(REQUIREMENTS) Give the data below again exactly as written, without its pictures.

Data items
###

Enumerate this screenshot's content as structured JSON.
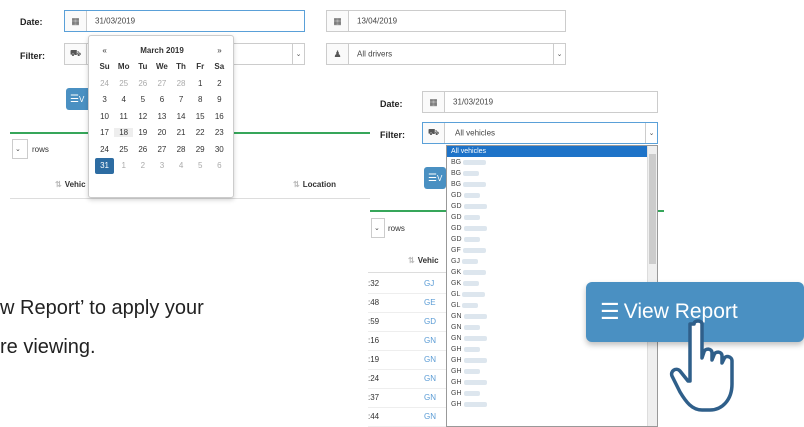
{
  "panel1": {
    "date_label": "Date:",
    "date_from": "31/03/2019",
    "date_to": "13/04/2019",
    "filter_label": "Filter:",
    "drivers_value": "All drivers",
    "rows_label": "rows",
    "col_vehicle": "Vehic",
    "col_location": "Location"
  },
  "calendar": {
    "prev": "«",
    "next": "»",
    "month": "March 2019",
    "days": [
      "Su",
      "Mo",
      "Tu",
      "We",
      "Th",
      "Fr",
      "Sa"
    ],
    "weeks": [
      [
        "24",
        "25",
        "26",
        "27",
        "28",
        "1",
        "2"
      ],
      [
        "3",
        "4",
        "5",
        "6",
        "7",
        "8",
        "9"
      ],
      [
        "10",
        "11",
        "12",
        "13",
        "14",
        "15",
        "16"
      ],
      [
        "17",
        "18",
        "19",
        "20",
        "21",
        "22",
        "23"
      ],
      [
        "24",
        "25",
        "26",
        "27",
        "28",
        "29",
        "30"
      ],
      [
        "31",
        "1",
        "2",
        "3",
        "4",
        "5",
        "6"
      ]
    ]
  },
  "panel2": {
    "date_label": "Date:",
    "date_value": "31/03/2019",
    "filter_label": "Filter:",
    "vehicles_value": "All vehicles",
    "rows_label": "rows",
    "col_vehicle": "Vehic",
    "times": [
      ":32",
      ":48",
      ":59",
      ":16",
      ":19",
      ":24",
      ":37",
      ":44"
    ],
    "vehicle_prefixes": [
      "GJ",
      "GE",
      "GD",
      "GN",
      "GN",
      "GN",
      "GN",
      "GN"
    ]
  },
  "dropdown": {
    "items": [
      "All vehicles",
      "BG",
      "BG",
      "BG",
      "GD",
      "GD",
      "GD",
      "GD",
      "GD",
      "GF",
      "GJ",
      "GK",
      "GK",
      "GL",
      "GL",
      "GN",
      "GN",
      "GN",
      "GH",
      "GH",
      "GH",
      "GH",
      "GH",
      "GH"
    ]
  },
  "instruction": {
    "line1": "w Report’ to apply your",
    "line2": "re viewing."
  },
  "view_report": {
    "label": "View Report",
    "short_label": "V"
  },
  "colors": {
    "button_blue": "#4a90c2",
    "selected_blue": "#2d6ca2",
    "green_rule": "#36a65a"
  }
}
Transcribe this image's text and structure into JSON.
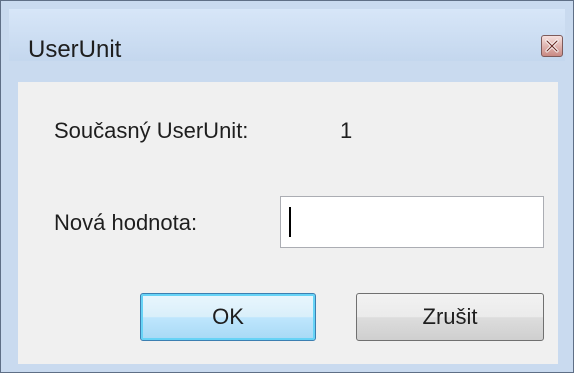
{
  "window": {
    "title": "UserUnit",
    "close_icon": "close-icon"
  },
  "content": {
    "current_label": "Současný UserUnit:",
    "current_value": "1",
    "new_label": "Nová hodnota:",
    "new_value": "",
    "new_placeholder": ""
  },
  "buttons": {
    "ok_label": "OK",
    "cancel_label": "Zrušit"
  },
  "colors": {
    "frame": "#c9daef",
    "client": "#f0f0f0",
    "ok_focus": "#67d3f6"
  }
}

###

(TASK SOLUTION)
Enumerate this screenshot's content as structured JSON.
{
  "panel1": {
    "date_label": "Date:",
    "date_from": "31/03/2019",
    "date_to": "13/04/2019",
    "filter_label": "Filter:",
    "drivers_value": "All drivers",
    "rows_label": "rows",
    "col_vehicle": "Vehic",
    "col_location": "Location"
  },
  "calendar": {
    "prev": "«",
    "next": "»",
    "month": "March 2019",
    "days": [
      "Su",
      "Mo",
      "Tu",
      "We",
      "Th",
      "Fr",
      "Sa"
    ],
    "weeks": [
      [
        "24",
        "25",
        "26",
        "27",
        "28",
        "1",
        "2"
      ],
      [
        "3",
        "4",
        "5",
        "6",
        "7",
        "8",
        "9"
      ],
      [
        "10",
        "11",
        "12",
        "13",
        "14",
        "15",
        "16"
      ],
      [
        "17",
        "18",
        "19",
        "20",
        "21",
        "22",
        "23"
      ],
      [
        "24",
        "25",
        "26",
        "27",
        "28",
        "29",
        "30"
      ],
      [
        "31",
        "1",
        "2",
        "3",
        "4",
        "5",
        "6"
      ]
    ]
  },
  "panel2": {
    "date_label": "Date:",
    "date_value": "31/03/2019",
    "filter_label": "Filter:",
    "vehicles_value": "All vehicles",
    "rows_label": "rows",
    "col_vehicle": "Vehic",
    "times": [
      ":32",
      ":48",
      ":59",
      ":16",
      ":19",
      ":24",
      ":37",
      ":44"
    ],
    "vehicle_prefixes": [
      "GJ",
      "GE",
      "GD",
      "GN",
      "GN",
      "GN",
      "GN",
      "GN"
    ]
  },
  "dropdown": {
    "items": [
      "All vehicles",
      "BG",
      "BG",
      "BG",
      "GD",
      "GD",
      "GD",
      "GD",
      "GD",
      "GF",
      "GJ",
      "GK",
      "GK",
      "GL",
      "GL",
      "GN",
      "GN",
      "GN",
      "GH",
      "GH",
      "GH",
      "GH",
      "GH",
      "GH"
    ]
  },
  "instruction": {
    "line1": "w Report’ to apply your",
    "line2": "re viewing."
  },
  "view_report": {
    "label": "View Report",
    "short_label": "V"
  },
  "colors": {
    "button_blue": "#4a90c2",
    "selected_blue": "#2d6ca2",
    "green_rule": "#36a65a"
  }
}
Transcribe this image's text and structure into JSON.
{
  "window": {
    "title": "UserUnit",
    "close_icon": "close-icon"
  },
  "content": {
    "current_label": "Současný UserUnit:",
    "current_value": "1",
    "new_label": "Nová hodnota:",
    "new_value": "",
    "new_placeholder": ""
  },
  "buttons": {
    "ok_label": "OK",
    "cancel_label": "Zrušit"
  },
  "colors": {
    "frame": "#c9daef",
    "client": "#f0f0f0",
    "ok_focus": "#67d3f6"
  }
}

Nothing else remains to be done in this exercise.